> **Your instructions**: Check each line for the string "Läuferschichten", then give only how many lines have it.

(Stored entries)
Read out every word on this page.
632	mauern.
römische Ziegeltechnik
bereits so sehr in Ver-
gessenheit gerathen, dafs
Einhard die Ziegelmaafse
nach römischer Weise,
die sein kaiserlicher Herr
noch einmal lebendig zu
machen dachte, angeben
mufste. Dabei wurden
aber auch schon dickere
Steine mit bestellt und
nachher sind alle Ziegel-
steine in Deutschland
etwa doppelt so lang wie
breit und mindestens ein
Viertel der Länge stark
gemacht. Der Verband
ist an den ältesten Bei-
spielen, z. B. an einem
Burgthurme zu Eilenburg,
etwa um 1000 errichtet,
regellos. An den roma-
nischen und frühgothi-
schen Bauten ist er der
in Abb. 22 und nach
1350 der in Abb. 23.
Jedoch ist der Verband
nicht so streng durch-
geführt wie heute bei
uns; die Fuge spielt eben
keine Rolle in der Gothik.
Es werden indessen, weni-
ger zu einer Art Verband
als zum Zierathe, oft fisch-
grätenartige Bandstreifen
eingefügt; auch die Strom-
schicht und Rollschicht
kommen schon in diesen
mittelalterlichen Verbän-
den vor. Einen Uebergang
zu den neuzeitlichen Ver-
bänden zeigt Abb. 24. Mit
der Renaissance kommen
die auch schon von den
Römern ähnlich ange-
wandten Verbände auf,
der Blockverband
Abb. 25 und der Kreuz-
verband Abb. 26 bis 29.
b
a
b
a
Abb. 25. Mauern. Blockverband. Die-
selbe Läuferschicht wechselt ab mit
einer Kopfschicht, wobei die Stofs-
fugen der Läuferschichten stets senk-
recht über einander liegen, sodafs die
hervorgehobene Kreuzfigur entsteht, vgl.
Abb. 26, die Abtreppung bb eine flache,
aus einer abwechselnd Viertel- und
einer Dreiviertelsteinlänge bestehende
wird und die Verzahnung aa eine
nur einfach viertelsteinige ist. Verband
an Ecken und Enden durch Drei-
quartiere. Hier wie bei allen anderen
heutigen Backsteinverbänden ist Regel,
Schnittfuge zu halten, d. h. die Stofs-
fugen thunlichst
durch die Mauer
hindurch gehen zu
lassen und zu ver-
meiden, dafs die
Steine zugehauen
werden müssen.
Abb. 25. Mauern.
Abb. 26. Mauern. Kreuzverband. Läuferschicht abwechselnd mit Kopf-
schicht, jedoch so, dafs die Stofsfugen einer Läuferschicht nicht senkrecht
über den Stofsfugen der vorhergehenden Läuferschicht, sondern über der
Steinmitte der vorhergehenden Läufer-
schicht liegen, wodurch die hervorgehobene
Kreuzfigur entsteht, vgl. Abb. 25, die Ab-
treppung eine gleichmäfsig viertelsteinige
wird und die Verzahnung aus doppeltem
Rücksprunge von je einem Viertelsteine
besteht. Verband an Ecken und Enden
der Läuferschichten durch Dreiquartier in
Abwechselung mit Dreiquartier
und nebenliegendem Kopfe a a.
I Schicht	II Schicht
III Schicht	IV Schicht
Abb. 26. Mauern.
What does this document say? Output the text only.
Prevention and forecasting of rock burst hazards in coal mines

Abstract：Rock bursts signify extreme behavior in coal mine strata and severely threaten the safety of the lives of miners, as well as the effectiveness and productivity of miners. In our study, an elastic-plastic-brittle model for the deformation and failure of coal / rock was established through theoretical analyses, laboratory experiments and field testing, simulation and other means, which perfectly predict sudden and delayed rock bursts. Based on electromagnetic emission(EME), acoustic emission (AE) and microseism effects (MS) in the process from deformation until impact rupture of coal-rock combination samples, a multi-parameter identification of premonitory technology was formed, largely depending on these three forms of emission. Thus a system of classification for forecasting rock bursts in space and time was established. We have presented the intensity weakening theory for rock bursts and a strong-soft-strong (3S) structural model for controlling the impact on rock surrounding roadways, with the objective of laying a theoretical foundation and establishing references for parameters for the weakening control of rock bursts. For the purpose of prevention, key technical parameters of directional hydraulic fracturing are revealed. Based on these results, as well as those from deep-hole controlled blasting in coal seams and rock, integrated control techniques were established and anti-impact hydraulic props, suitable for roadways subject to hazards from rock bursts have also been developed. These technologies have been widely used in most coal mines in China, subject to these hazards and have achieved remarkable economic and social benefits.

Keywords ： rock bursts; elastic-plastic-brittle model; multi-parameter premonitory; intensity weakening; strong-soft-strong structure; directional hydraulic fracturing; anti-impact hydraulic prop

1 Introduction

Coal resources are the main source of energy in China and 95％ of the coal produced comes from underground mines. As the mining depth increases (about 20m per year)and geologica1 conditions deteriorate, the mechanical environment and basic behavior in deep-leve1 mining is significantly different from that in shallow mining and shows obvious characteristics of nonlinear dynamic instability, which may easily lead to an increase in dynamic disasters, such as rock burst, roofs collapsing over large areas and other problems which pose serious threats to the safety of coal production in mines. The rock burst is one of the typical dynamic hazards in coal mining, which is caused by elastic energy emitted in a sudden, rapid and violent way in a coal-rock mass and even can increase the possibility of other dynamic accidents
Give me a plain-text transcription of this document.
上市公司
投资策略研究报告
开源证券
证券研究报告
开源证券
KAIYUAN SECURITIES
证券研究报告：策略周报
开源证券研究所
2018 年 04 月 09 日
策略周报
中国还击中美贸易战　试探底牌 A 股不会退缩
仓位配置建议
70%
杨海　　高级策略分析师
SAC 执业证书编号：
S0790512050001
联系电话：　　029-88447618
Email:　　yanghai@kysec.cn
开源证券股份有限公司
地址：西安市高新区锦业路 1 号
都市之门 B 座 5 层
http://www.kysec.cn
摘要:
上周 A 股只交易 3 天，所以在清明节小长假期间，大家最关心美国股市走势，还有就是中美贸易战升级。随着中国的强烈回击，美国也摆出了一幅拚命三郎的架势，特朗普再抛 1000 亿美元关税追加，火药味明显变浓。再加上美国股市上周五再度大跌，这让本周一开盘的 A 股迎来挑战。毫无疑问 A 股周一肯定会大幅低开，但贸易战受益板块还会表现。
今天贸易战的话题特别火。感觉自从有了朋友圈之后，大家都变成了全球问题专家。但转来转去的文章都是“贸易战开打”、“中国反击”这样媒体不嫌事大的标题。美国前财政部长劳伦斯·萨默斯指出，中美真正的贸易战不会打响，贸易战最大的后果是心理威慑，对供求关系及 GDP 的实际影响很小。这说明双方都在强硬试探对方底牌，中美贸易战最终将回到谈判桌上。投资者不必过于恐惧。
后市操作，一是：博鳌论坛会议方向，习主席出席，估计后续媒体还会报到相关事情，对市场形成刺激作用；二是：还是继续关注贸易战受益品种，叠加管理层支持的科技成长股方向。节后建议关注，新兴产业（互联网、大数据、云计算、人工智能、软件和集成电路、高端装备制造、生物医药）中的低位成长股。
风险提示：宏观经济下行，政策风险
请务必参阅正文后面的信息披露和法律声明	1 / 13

> **Task result**: 2